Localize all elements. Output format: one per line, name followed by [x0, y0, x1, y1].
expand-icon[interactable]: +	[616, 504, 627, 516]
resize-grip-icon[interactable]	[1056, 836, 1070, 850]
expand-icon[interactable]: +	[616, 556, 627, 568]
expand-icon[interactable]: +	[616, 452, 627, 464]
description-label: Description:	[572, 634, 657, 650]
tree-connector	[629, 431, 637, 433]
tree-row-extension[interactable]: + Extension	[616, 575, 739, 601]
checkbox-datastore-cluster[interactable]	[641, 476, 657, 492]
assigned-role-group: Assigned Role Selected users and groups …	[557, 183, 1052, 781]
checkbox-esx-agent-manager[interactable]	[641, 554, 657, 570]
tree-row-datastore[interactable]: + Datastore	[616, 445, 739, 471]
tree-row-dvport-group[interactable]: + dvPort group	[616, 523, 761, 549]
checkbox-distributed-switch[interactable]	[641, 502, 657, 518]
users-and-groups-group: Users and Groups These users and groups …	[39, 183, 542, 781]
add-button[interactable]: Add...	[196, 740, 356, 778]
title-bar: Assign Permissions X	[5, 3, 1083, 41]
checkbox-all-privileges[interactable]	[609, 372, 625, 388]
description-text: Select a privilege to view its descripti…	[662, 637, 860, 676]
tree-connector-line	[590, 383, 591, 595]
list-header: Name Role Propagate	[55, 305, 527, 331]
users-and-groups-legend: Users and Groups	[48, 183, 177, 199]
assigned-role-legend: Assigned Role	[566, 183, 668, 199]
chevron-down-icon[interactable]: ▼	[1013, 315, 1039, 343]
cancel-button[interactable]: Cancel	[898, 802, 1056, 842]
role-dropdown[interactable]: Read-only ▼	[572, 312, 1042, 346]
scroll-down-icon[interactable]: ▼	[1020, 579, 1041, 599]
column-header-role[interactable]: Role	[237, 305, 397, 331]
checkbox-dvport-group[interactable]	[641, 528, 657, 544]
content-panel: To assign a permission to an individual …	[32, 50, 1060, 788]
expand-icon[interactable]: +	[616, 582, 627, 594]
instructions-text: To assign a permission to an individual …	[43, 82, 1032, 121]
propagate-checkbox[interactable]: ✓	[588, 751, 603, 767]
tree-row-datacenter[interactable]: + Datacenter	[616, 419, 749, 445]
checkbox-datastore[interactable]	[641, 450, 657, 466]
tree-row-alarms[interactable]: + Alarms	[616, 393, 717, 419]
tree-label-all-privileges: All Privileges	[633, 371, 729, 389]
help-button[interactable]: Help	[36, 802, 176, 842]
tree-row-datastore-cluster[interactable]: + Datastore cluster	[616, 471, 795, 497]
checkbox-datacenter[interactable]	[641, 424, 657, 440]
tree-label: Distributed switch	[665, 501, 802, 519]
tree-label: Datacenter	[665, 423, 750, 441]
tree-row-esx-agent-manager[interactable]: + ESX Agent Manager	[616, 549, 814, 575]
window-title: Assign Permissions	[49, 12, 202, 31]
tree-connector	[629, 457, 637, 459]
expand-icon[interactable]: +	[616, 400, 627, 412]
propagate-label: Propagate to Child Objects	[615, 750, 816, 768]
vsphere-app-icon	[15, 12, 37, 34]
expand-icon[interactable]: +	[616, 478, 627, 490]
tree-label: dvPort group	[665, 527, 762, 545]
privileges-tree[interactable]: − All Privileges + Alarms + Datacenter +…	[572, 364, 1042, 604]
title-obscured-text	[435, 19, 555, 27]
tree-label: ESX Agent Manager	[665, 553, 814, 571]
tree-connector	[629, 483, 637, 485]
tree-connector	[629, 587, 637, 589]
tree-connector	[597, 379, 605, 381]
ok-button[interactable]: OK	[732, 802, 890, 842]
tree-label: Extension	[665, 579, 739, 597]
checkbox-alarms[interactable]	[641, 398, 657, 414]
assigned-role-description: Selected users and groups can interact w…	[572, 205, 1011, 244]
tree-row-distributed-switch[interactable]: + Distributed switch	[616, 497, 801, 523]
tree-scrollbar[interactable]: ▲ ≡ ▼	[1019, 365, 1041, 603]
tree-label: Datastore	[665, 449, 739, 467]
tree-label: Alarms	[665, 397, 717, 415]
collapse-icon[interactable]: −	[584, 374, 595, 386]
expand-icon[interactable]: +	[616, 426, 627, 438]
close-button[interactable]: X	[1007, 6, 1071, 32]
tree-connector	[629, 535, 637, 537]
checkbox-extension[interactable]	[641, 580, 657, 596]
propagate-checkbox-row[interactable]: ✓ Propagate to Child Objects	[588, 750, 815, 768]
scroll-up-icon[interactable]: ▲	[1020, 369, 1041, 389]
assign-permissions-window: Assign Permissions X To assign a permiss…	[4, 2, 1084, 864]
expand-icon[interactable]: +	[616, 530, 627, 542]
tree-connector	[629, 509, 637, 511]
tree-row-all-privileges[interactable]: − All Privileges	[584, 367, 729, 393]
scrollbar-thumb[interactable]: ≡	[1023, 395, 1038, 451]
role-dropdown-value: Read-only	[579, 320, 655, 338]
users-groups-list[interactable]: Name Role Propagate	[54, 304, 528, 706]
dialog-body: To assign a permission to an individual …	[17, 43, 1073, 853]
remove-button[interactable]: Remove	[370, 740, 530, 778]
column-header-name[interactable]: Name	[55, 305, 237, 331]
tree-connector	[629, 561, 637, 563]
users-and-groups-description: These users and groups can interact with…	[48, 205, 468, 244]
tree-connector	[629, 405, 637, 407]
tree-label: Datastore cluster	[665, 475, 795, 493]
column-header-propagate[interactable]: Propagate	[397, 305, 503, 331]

Prompt:
Rewrite all the items with each "expand-icon" replaced by "plus-icon", leaving everything else untouched.

Response:
Localize all elements. Output format: one per line, name followed by [x0, y0, x1, y1].
plus-icon[interactable]: +	[616, 504, 627, 516]
resize-grip-icon[interactable]	[1056, 836, 1070, 850]
plus-icon[interactable]: +	[616, 556, 627, 568]
plus-icon[interactable]: +	[616, 452, 627, 464]
description-label: Description:	[572, 634, 657, 650]
tree-connector	[629, 431, 637, 433]
tree-row-extension[interactable]: + Extension	[616, 575, 739, 601]
checkbox-datastore-cluster[interactable]	[641, 476, 657, 492]
assigned-role-group: Assigned Role Selected users and groups …	[557, 183, 1052, 781]
checkbox-esx-agent-manager[interactable]	[641, 554, 657, 570]
tree-row-datastore[interactable]: + Datastore	[616, 445, 739, 471]
tree-row-dvport-group[interactable]: + dvPort group	[616, 523, 761, 549]
checkbox-distributed-switch[interactable]	[641, 502, 657, 518]
users-and-groups-group: Users and Groups These users and groups …	[39, 183, 542, 781]
add-button[interactable]: Add...	[196, 740, 356, 778]
title-bar: Assign Permissions X	[5, 3, 1083, 41]
checkbox-all-privileges[interactable]	[609, 372, 625, 388]
description-text: Select a privilege to view its descripti…	[662, 637, 860, 676]
tree-connector-line	[590, 383, 591, 595]
list-header: Name Role Propagate	[55, 305, 527, 331]
users-and-groups-legend: Users and Groups	[48, 183, 177, 199]
assigned-role-legend: Assigned Role	[566, 183, 668, 199]
chevron-down-icon[interactable]: ▼	[1013, 315, 1039, 343]
cancel-button[interactable]: Cancel	[898, 802, 1056, 842]
role-dropdown[interactable]: Read-only ▼	[572, 312, 1042, 346]
scroll-down-icon[interactable]: ▼	[1020, 579, 1041, 599]
column-header-role[interactable]: Role	[237, 305, 397, 331]
checkbox-dvport-group[interactable]	[641, 528, 657, 544]
content-panel: To assign a permission to an individual …	[32, 50, 1060, 788]
plus-icon[interactable]: +	[616, 582, 627, 594]
instructions-text: To assign a permission to an individual …	[43, 82, 1032, 121]
propagate-checkbox[interactable]: ✓	[588, 751, 603, 767]
tree-row-datacenter[interactable]: + Datacenter	[616, 419, 749, 445]
checkbox-datastore[interactable]	[641, 450, 657, 466]
tree-row-alarms[interactable]: + Alarms	[616, 393, 717, 419]
tree-label-all-privileges: All Privileges	[633, 371, 729, 389]
help-button[interactable]: Help	[36, 802, 176, 842]
tree-row-datastore-cluster[interactable]: + Datastore cluster	[616, 471, 795, 497]
checkbox-datacenter[interactable]	[641, 424, 657, 440]
tree-label: Distributed switch	[665, 501, 802, 519]
tree-label: Datacenter	[665, 423, 750, 441]
tree-row-esx-agent-manager[interactable]: + ESX Agent Manager	[616, 549, 814, 575]
window-title: Assign Permissions	[49, 12, 202, 31]
tree-connector	[629, 457, 637, 459]
plus-icon[interactable]: +	[616, 400, 627, 412]
propagate-label: Propagate to Child Objects	[615, 750, 816, 768]
vsphere-app-icon	[15, 12, 37, 34]
plus-icon[interactable]: +	[616, 478, 627, 490]
tree-label: dvPort group	[665, 527, 762, 545]
privileges-tree[interactable]: − All Privileges + Alarms + Datacenter +…	[572, 364, 1042, 604]
title-obscured-text	[435, 19, 555, 27]
tree-label: ESX Agent Manager	[665, 553, 814, 571]
tree-connector	[629, 483, 637, 485]
tree-connector	[629, 587, 637, 589]
tree-connector	[597, 379, 605, 381]
ok-button[interactable]: OK	[732, 802, 890, 842]
tree-label: Extension	[665, 579, 739, 597]
checkbox-alarms[interactable]	[641, 398, 657, 414]
assigned-role-description: Selected users and groups can interact w…	[572, 205, 1011, 244]
tree-row-distributed-switch[interactable]: + Distributed switch	[616, 497, 801, 523]
tree-scrollbar[interactable]: ▲ ≡ ▼	[1019, 365, 1041, 603]
tree-label: Datastore	[665, 449, 739, 467]
tree-label: Alarms	[665, 397, 717, 415]
collapse-icon[interactable]: −	[584, 374, 595, 386]
plus-icon[interactable]: +	[616, 426, 627, 438]
close-button[interactable]: X	[1007, 6, 1071, 32]
tree-connector	[629, 535, 637, 537]
checkbox-extension[interactable]	[641, 580, 657, 596]
propagate-checkbox-row[interactable]: ✓ Propagate to Child Objects	[588, 750, 815, 768]
scroll-up-icon[interactable]: ▲	[1020, 369, 1041, 389]
assign-permissions-window: Assign Permissions X To assign a permiss…	[4, 2, 1084, 864]
plus-icon[interactable]: +	[616, 530, 627, 542]
tree-connector	[629, 509, 637, 511]
tree-row-all-privileges[interactable]: − All Privileges	[584, 367, 729, 393]
scrollbar-thumb[interactable]: ≡	[1023, 395, 1038, 451]
role-dropdown-value: Read-only	[579, 320, 655, 338]
users-groups-list[interactable]: Name Role Propagate	[54, 304, 528, 706]
dialog-body: To assign a permission to an individual …	[17, 43, 1073, 853]
remove-button[interactable]: Remove	[370, 740, 530, 778]
column-header-name[interactable]: Name	[55, 305, 237, 331]
tree-connector	[629, 561, 637, 563]
users-and-groups-description: These users and groups can interact with…	[48, 205, 468, 244]
tree-connector	[629, 405, 637, 407]
tree-label: Datastore cluster	[665, 475, 795, 493]
column-header-propagate[interactable]: Propagate	[397, 305, 503, 331]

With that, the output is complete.